[Records about charts and figures]
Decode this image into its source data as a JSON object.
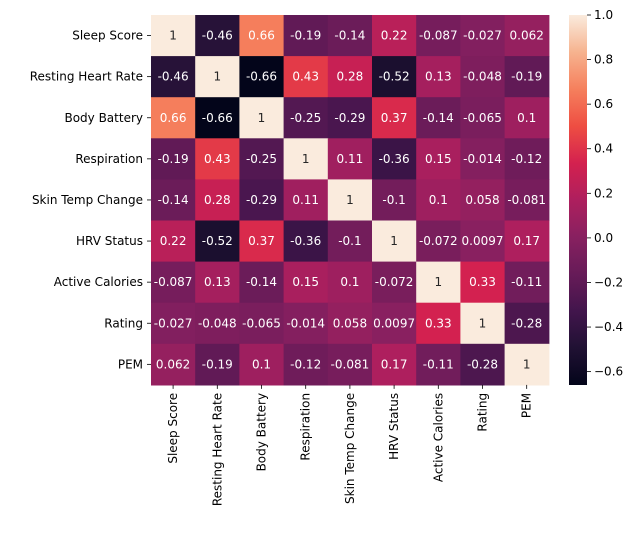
{
  "chart_data": {
    "type": "heatmap",
    "title": "",
    "xlabel": "",
    "ylabel": "",
    "rows": [
      "Sleep Score",
      "Resting Heart Rate",
      "Body Battery",
      "Respiration",
      "Skin Temp Change",
      "HRV Status",
      "Active Calories",
      "Rating",
      "PEM"
    ],
    "columns": [
      "Sleep Score",
      "Resting Heart Rate",
      "Body Battery",
      "Respiration",
      "Skin Temp Change",
      "HRV Status",
      "Active Calories",
      "Rating",
      "PEM"
    ],
    "values": [
      [
        1,
        -0.46,
        0.66,
        -0.19,
        -0.14,
        0.22,
        -0.087,
        -0.027,
        0.062
      ],
      [
        -0.46,
        1,
        -0.66,
        0.43,
        0.28,
        -0.52,
        0.13,
        -0.048,
        -0.19
      ],
      [
        0.66,
        -0.66,
        1,
        -0.25,
        -0.29,
        0.37,
        -0.14,
        -0.065,
        0.1
      ],
      [
        -0.19,
        0.43,
        -0.25,
        1,
        0.11,
        -0.36,
        0.15,
        -0.014,
        -0.12
      ],
      [
        -0.14,
        0.28,
        -0.29,
        0.11,
        1,
        -0.1,
        0.1,
        0.058,
        -0.081
      ],
      [
        0.22,
        -0.52,
        0.37,
        -0.36,
        -0.1,
        1,
        -0.072,
        0.0097,
        0.17
      ],
      [
        -0.087,
        0.13,
        -0.14,
        0.15,
        0.1,
        -0.072,
        1,
        0.33,
        -0.11
      ],
      [
        -0.027,
        -0.048,
        -0.065,
        -0.014,
        0.058,
        0.0097,
        0.33,
        1,
        -0.28
      ],
      [
        0.062,
        -0.19,
        0.1,
        -0.12,
        -0.081,
        0.17,
        -0.11,
        -0.28,
        1
      ]
    ],
    "annotations": [
      [
        "1",
        "-0.46",
        "0.66",
        "-0.19",
        "-0.14",
        "0.22",
        "-0.087",
        "-0.027",
        "0.062"
      ],
      [
        "-0.46",
        "1",
        "-0.66",
        "0.43",
        "0.28",
        "-0.52",
        "0.13",
        "-0.048",
        "-0.19"
      ],
      [
        "0.66",
        "-0.66",
        "1",
        "-0.25",
        "-0.29",
        "0.37",
        "-0.14",
        "-0.065",
        "0.1"
      ],
      [
        "-0.19",
        "0.43",
        "-0.25",
        "1",
        "0.11",
        "-0.36",
        "0.15",
        "-0.014",
        "-0.12"
      ],
      [
        "-0.14",
        "0.28",
        "-0.29",
        "0.11",
        "1",
        "-0.1",
        "0.1",
        "0.058",
        "-0.081"
      ],
      [
        "0.22",
        "-0.52",
        "0.37",
        "-0.36",
        "-0.1",
        "1",
        "-0.072",
        "0.0097",
        "0.17"
      ],
      [
        "-0.087",
        "0.13",
        "-0.14",
        "0.15",
        "0.1",
        "-0.072",
        "1",
        "0.33",
        "-0.11"
      ],
      [
        "-0.027",
        "-0.048",
        "-0.065",
        "-0.014",
        "0.058",
        "0.0097",
        "0.33",
        "1",
        "-0.28"
      ],
      [
        "0.062",
        "-0.19",
        "0.1",
        "-0.12",
        "-0.081",
        "0.17",
        "-0.11",
        "-0.28",
        "1"
      ]
    ],
    "colormap": "rocket",
    "vmin": -0.66,
    "vmax": 1.0,
    "colorbar": {
      "ticks": [
        -0.6,
        -0.4,
        -0.2,
        0.0,
        0.2,
        0.4,
        0.6,
        0.8,
        1.0
      ],
      "tick_labels": [
        "−0.6",
        "−0.4",
        "−0.2",
        "0.0",
        "0.2",
        "0.4",
        "0.6",
        "0.8",
        "1.0"
      ],
      "placement": "right"
    }
  }
}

■ Problem details: Pictures in the records must not appear in the copy; transcribe everything else precisely.

■ Solution to this problem:
Decode this image into its source data as a JSON object.
{
  "chart_data": {
    "type": "heatmap",
    "title": "",
    "xlabel": "",
    "ylabel": "",
    "rows": [
      "Sleep Score",
      "Resting Heart Rate",
      "Body Battery",
      "Respiration",
      "Skin Temp Change",
      "HRV Status",
      "Active Calories",
      "Rating",
      "PEM"
    ],
    "columns": [
      "Sleep Score",
      "Resting Heart Rate",
      "Body Battery",
      "Respiration",
      "Skin Temp Change",
      "HRV Status",
      "Active Calories",
      "Rating",
      "PEM"
    ],
    "values": [
      [
        1,
        -0.46,
        0.66,
        -0.19,
        -0.14,
        0.22,
        -0.087,
        -0.027,
        0.062
      ],
      [
        -0.46,
        1,
        -0.66,
        0.43,
        0.28,
        -0.52,
        0.13,
        -0.048,
        -0.19
      ],
      [
        0.66,
        -0.66,
        1,
        -0.25,
        -0.29,
        0.37,
        -0.14,
        -0.065,
        0.1
      ],
      [
        -0.19,
        0.43,
        -0.25,
        1,
        0.11,
        -0.36,
        0.15,
        -0.014,
        -0.12
      ],
      [
        -0.14,
        0.28,
        -0.29,
        0.11,
        1,
        -0.1,
        0.1,
        0.058,
        -0.081
      ],
      [
        0.22,
        -0.52,
        0.37,
        -0.36,
        -0.1,
        1,
        -0.072,
        0.0097,
        0.17
      ],
      [
        -0.087,
        0.13,
        -0.14,
        0.15,
        0.1,
        -0.072,
        1,
        0.33,
        -0.11
      ],
      [
        -0.027,
        -0.048,
        -0.065,
        -0.014,
        0.058,
        0.0097,
        0.33,
        1,
        -0.28
      ],
      [
        0.062,
        -0.19,
        0.1,
        -0.12,
        -0.081,
        0.17,
        -0.11,
        -0.28,
        1
      ]
    ],
    "annotations": [
      [
        "1",
        "-0.46",
        "0.66",
        "-0.19",
        "-0.14",
        "0.22",
        "-0.087",
        "-0.027",
        "0.062"
      ],
      [
        "-0.46",
        "1",
        "-0.66",
        "0.43",
        "0.28",
        "-0.52",
        "0.13",
        "-0.048",
        "-0.19"
      ],
      [
        "0.66",
        "-0.66",
        "1",
        "-0.25",
        "-0.29",
        "0.37",
        "-0.14",
        "-0.065",
        "0.1"
      ],
      [
        "-0.19",
        "0.43",
        "-0.25",
        "1",
        "0.11",
        "-0.36",
        "0.15",
        "-0.014",
        "-0.12"
      ],
      [
        "-0.14",
        "0.28",
        "-0.29",
        "0.11",
        "1",
        "-0.1",
        "0.1",
        "0.058",
        "-0.081"
      ],
      [
        "0.22",
        "-0.52",
        "0.37",
        "-0.36",
        "-0.1",
        "1",
        "-0.072",
        "0.0097",
        "0.17"
      ],
      [
        "-0.087",
        "0.13",
        "-0.14",
        "0.15",
        "0.1",
        "-0.072",
        "1",
        "0.33",
        "-0.11"
      ],
      [
        "-0.027",
        "-0.048",
        "-0.065",
        "-0.014",
        "0.058",
        "0.0097",
        "0.33",
        "1",
        "-0.28"
      ],
      [
        "0.062",
        "-0.19",
        "0.1",
        "-0.12",
        "-0.081",
        "0.17",
        "-0.11",
        "-0.28",
        "1"
      ]
    ],
    "colormap": "rocket",
    "vmin": -0.66,
    "vmax": 1.0,
    "colorbar": {
      "ticks": [
        -0.6,
        -0.4,
        -0.2,
        0.0,
        0.2,
        0.4,
        0.6,
        0.8,
        1.0
      ],
      "tick_labels": [
        "−0.6",
        "−0.4",
        "−0.2",
        "0.0",
        "0.2",
        "0.4",
        "0.6",
        "0.8",
        "1.0"
      ],
      "placement": "right"
    }
  }
}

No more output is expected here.